Problem statement: Of the lines in this material, how many contain "London"? Answer with a single number only.

Data entries:
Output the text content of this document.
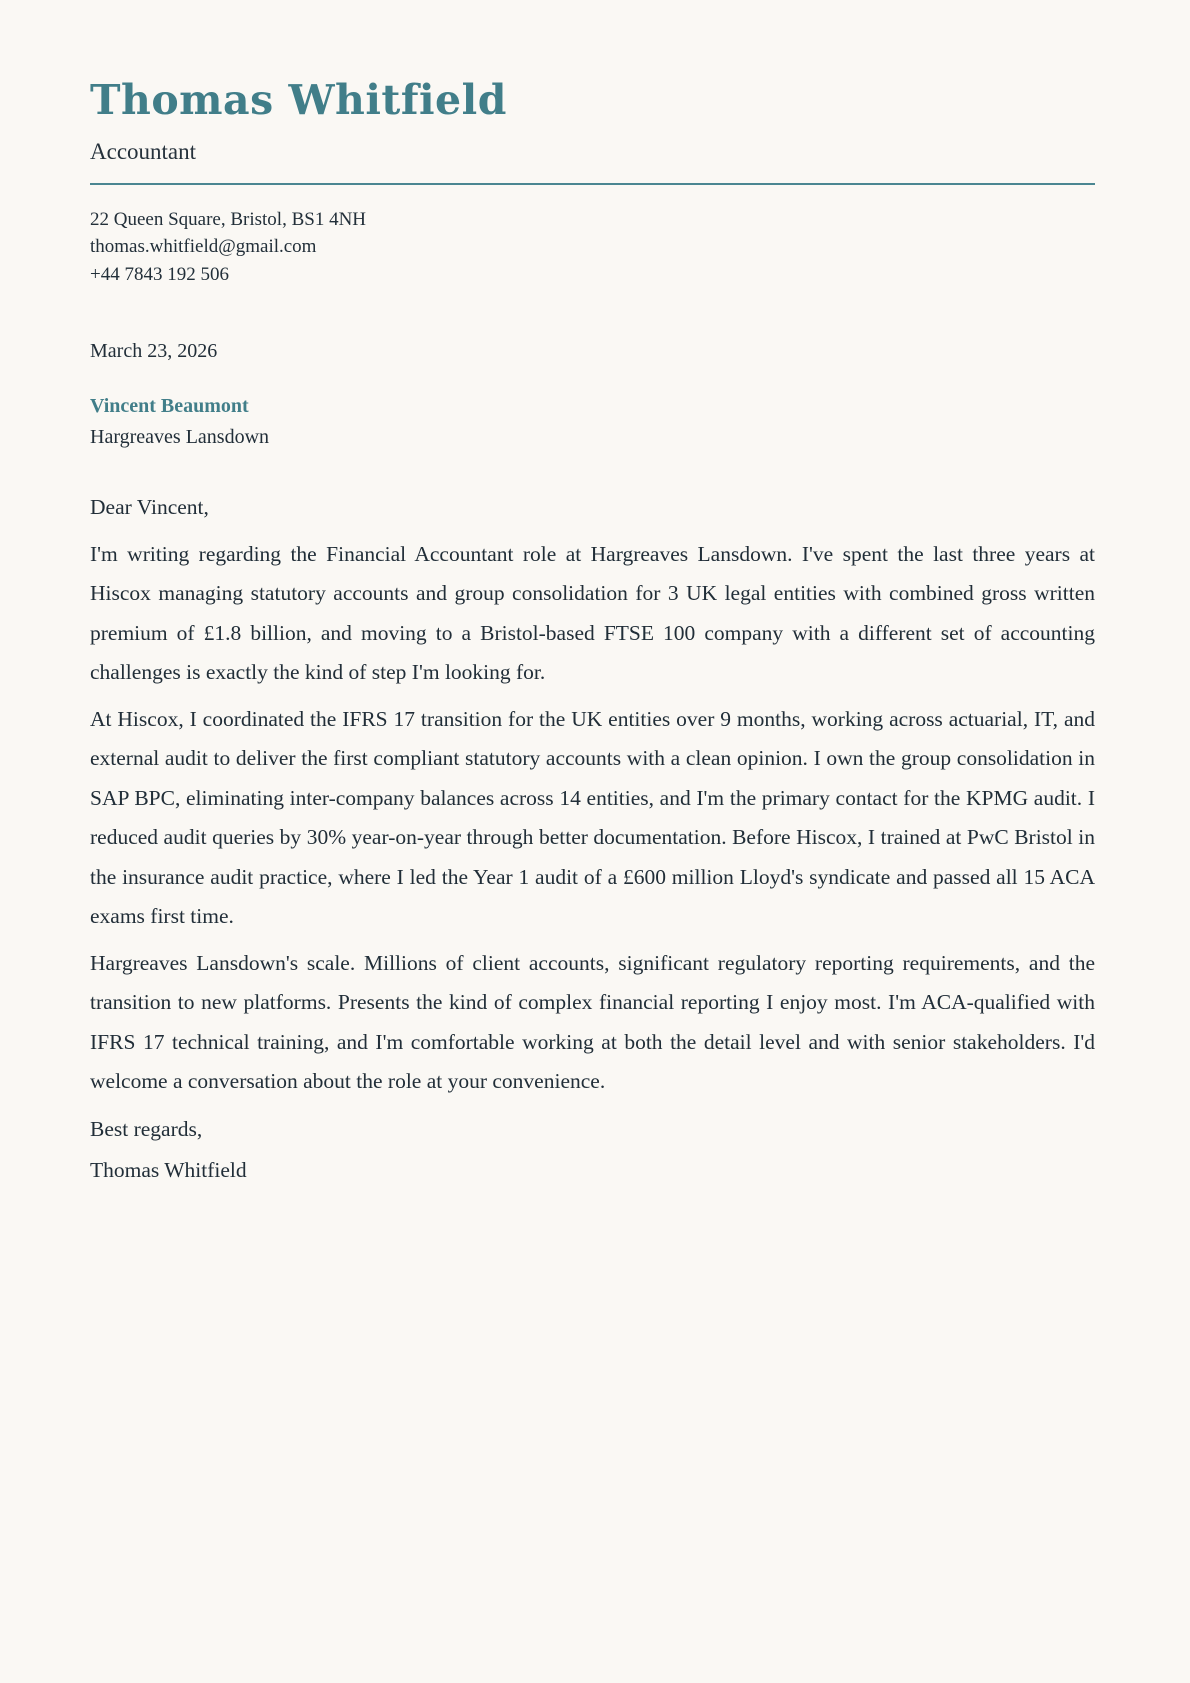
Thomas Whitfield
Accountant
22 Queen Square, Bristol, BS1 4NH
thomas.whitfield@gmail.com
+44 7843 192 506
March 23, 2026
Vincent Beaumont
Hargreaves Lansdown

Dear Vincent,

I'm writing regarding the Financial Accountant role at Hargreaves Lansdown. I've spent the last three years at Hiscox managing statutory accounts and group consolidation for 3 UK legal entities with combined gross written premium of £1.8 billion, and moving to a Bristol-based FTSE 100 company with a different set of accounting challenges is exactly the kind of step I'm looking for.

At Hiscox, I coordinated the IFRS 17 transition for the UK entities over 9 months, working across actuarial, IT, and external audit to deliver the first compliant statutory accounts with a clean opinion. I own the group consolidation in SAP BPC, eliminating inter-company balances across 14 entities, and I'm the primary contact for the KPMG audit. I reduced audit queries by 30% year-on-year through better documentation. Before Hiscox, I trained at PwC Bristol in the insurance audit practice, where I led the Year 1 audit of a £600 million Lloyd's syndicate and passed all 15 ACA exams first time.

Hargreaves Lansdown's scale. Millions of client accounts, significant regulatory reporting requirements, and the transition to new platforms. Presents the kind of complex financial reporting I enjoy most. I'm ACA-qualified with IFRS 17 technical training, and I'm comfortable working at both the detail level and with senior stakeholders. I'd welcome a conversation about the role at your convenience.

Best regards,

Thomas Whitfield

* * *

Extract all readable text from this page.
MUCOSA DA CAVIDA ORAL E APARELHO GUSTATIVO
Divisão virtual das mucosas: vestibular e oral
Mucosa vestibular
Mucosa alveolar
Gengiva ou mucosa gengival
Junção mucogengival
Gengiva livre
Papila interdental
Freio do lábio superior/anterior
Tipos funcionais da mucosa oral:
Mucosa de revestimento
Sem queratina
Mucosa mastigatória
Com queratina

* * *

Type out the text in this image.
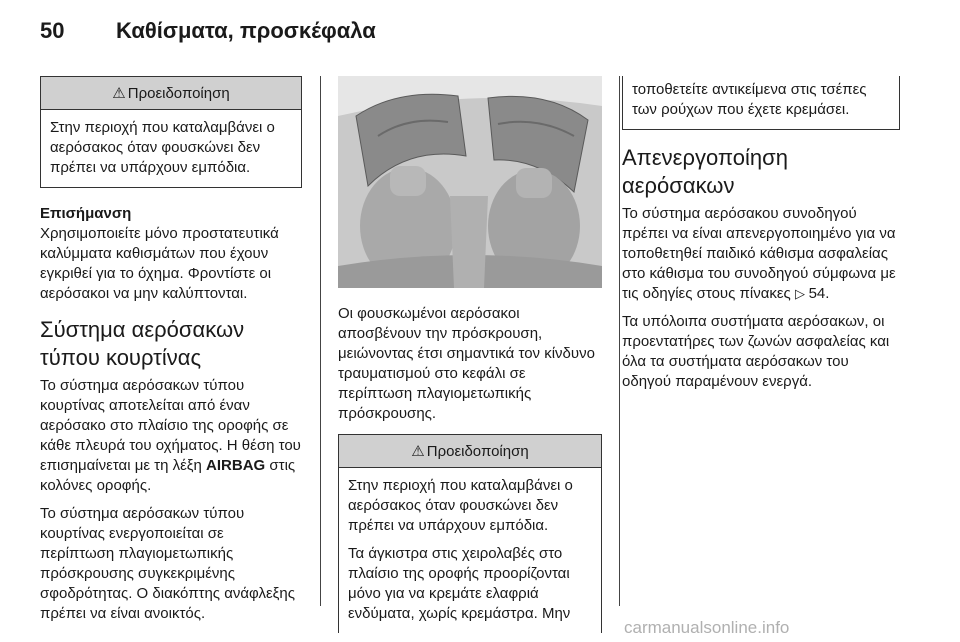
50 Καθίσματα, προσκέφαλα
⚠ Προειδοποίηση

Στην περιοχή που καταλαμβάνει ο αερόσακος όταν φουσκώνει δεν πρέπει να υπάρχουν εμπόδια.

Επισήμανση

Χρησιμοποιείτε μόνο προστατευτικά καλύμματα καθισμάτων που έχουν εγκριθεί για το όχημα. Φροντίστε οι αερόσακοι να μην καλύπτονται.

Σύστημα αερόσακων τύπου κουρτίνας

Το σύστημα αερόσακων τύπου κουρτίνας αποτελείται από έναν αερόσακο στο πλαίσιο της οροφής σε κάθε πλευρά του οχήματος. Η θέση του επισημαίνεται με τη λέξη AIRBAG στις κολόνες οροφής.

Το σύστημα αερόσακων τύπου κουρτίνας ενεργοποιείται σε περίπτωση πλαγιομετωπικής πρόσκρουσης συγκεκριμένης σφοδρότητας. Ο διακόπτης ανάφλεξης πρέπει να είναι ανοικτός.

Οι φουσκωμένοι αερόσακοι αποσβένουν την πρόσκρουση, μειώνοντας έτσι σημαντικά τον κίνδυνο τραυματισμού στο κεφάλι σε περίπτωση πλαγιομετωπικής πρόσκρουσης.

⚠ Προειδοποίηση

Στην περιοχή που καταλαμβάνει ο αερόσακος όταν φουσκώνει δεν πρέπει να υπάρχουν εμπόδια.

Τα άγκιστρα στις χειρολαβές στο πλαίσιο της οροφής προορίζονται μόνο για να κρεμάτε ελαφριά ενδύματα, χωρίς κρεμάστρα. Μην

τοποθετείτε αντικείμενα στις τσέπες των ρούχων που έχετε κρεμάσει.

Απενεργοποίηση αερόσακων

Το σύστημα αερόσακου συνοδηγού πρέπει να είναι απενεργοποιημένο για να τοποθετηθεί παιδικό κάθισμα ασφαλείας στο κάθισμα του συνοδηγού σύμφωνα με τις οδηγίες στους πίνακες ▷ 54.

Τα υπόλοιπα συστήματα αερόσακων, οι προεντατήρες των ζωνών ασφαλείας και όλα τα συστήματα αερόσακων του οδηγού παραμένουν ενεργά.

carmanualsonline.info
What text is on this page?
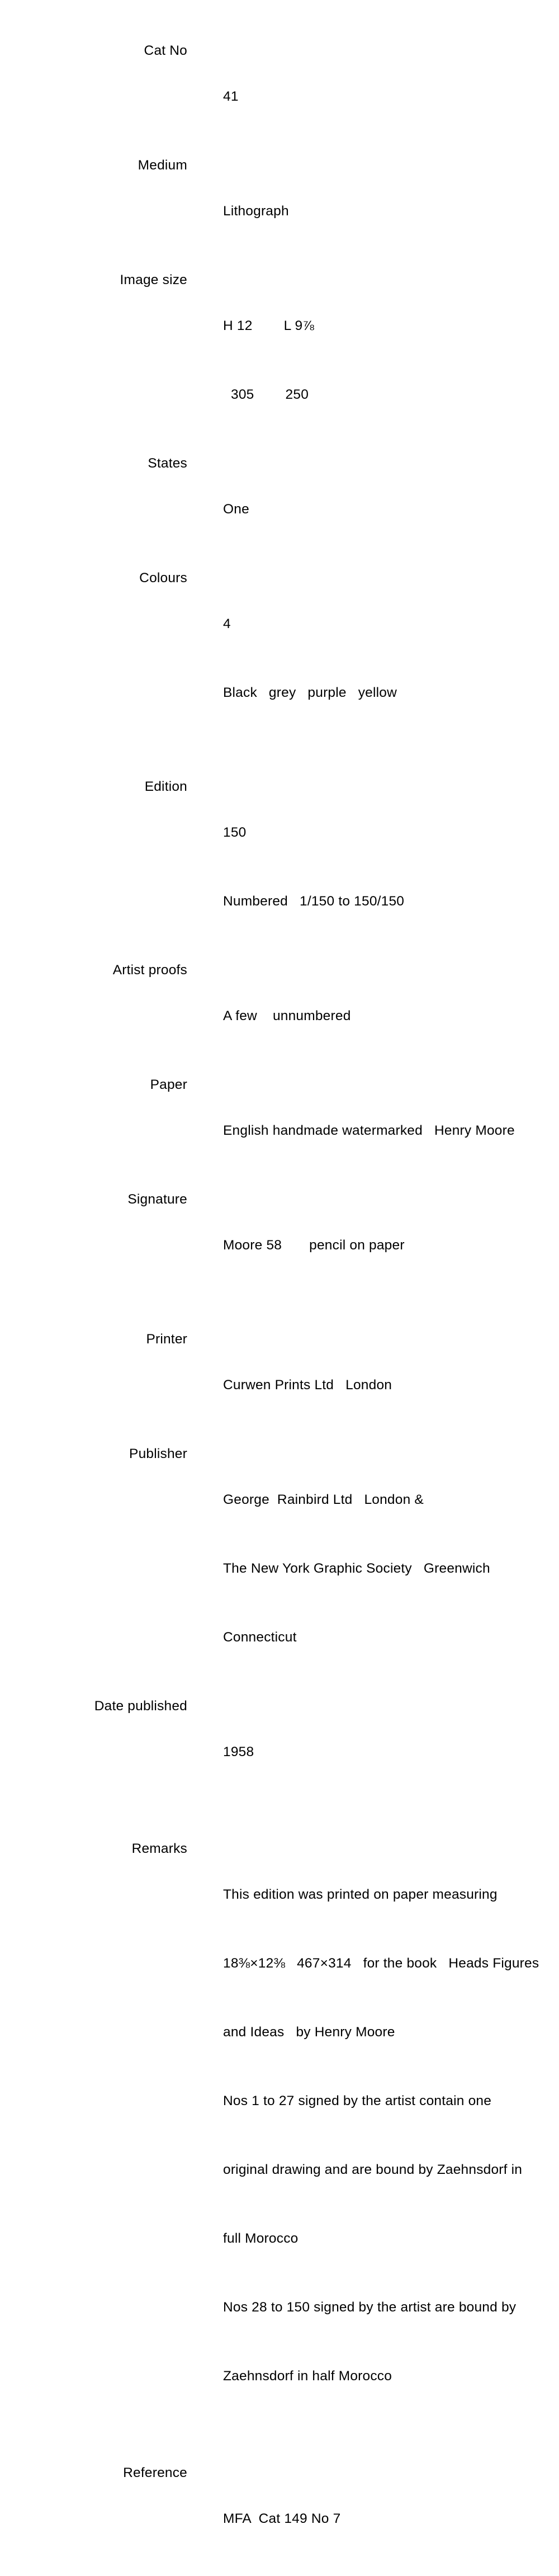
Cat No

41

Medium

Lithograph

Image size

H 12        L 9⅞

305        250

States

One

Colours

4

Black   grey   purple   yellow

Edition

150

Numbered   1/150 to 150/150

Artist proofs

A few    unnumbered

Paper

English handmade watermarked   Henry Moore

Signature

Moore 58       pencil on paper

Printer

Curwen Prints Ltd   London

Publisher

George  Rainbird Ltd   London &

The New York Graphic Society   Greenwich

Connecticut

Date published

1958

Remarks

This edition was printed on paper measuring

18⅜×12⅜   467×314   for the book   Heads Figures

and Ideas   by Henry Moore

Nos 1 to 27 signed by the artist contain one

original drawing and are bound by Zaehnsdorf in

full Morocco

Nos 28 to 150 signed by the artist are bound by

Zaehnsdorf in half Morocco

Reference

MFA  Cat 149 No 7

Reply to the task: 2